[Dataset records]
************

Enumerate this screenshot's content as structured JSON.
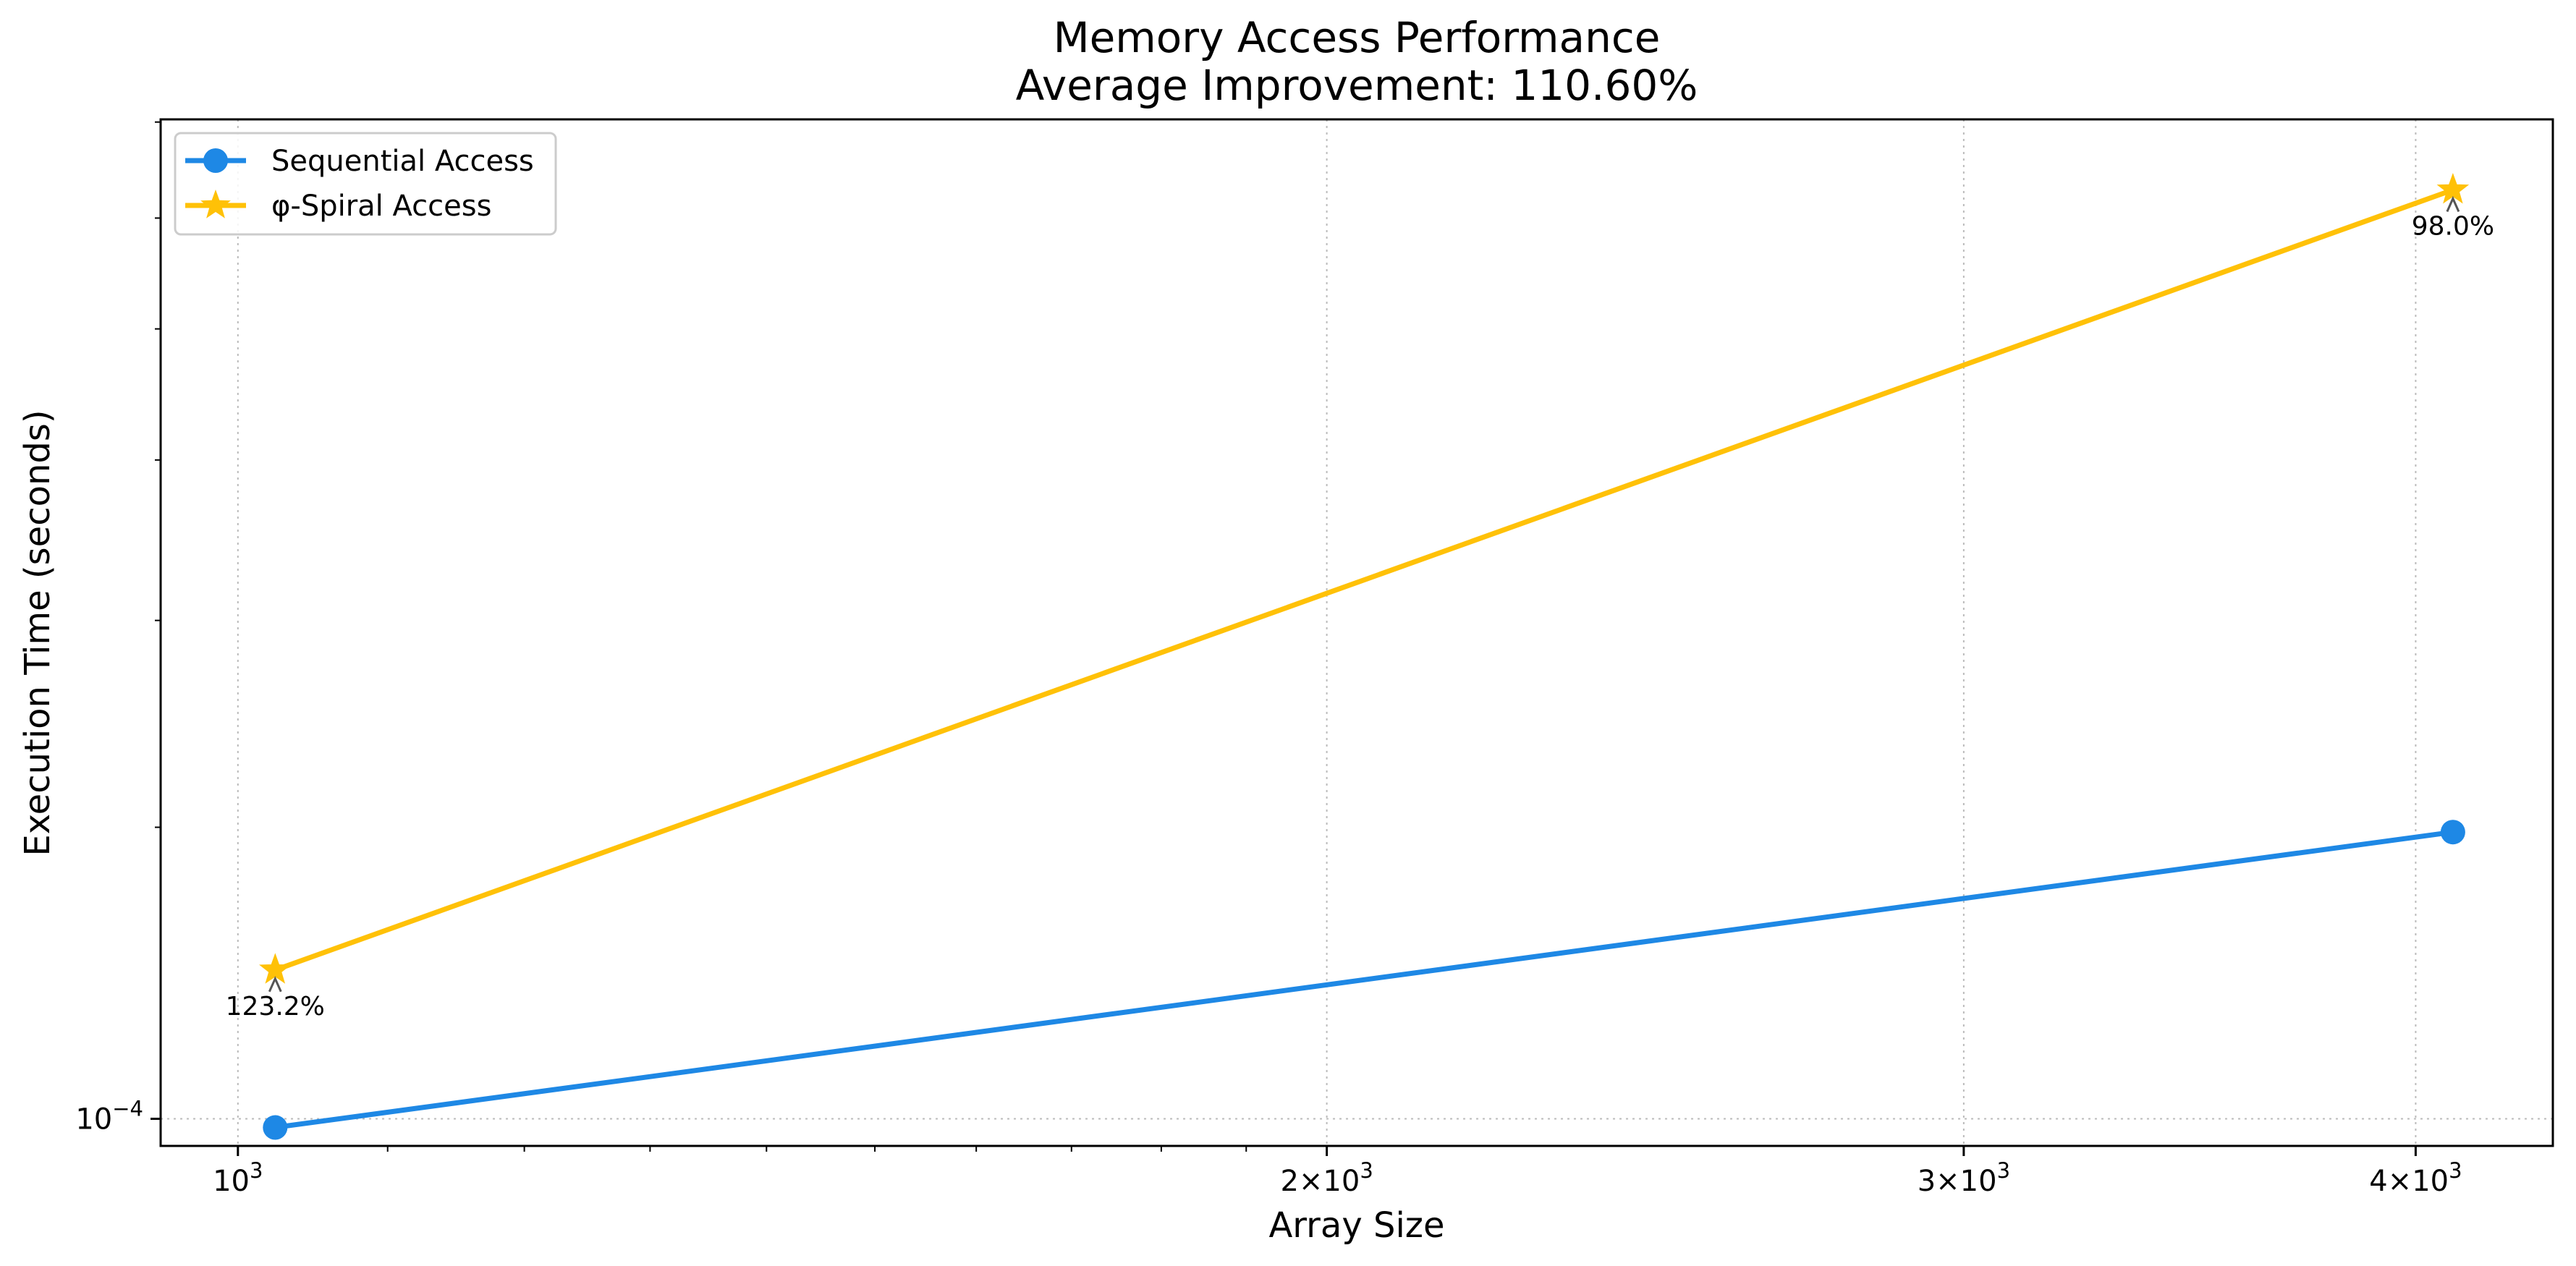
{
  "chart_data": {
    "type": "line",
    "title": "Memory Access Performance",
    "subtitle": "Average Improvement: 110.60%",
    "xlabel": "Array Size",
    "ylabel": "Execution Time (seconds)",
    "x_scale": "log",
    "y_scale": "log",
    "xlim": [
      952,
      4365
    ],
    "ylim": [
      9.63e-05,
      0.0004015
    ],
    "x_ticks": [
      {
        "value": 1000,
        "base": "10",
        "exp": "3",
        "prefix": ""
      },
      {
        "value": 2000,
        "base": "10",
        "exp": "3",
        "prefix": "2×"
      },
      {
        "value": 3000,
        "base": "10",
        "exp": "3",
        "prefix": "3×"
      },
      {
        "value": 4000,
        "base": "10",
        "exp": "3",
        "prefix": "4×"
      }
    ],
    "y_ticks": [
      {
        "value": 0.0001,
        "base": "10",
        "exp": "−4",
        "prefix": ""
      }
    ],
    "grid": true,
    "legend_position": "top-left",
    "series": [
      {
        "name": "Sequential Access",
        "color": "#1e88e5",
        "marker": "circle",
        "x": [
          1024,
          4096
        ],
        "y": [
          9.88e-05,
          0.000149
        ]
      },
      {
        "name": "φ-Spiral Access",
        "color": "#ffc107",
        "marker": "star",
        "x": [
          1024,
          4096
        ],
        "y": [
          0.000123,
          0.000364
        ]
      }
    ],
    "annotations": [
      {
        "text": "123.2%",
        "series": 1,
        "point": 0
      },
      {
        "text": "98.0%",
        "series": 1,
        "point": 1
      }
    ]
  }
}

************

**PROBLEM DETAILS**: Return all the lines that contain the string "prefix".

**RESULT FOR THIS TASK**:
        "prefix": ""
        "prefix": "2×"
        "prefix": "3×"
        "prefix": "4×"
        "prefix": ""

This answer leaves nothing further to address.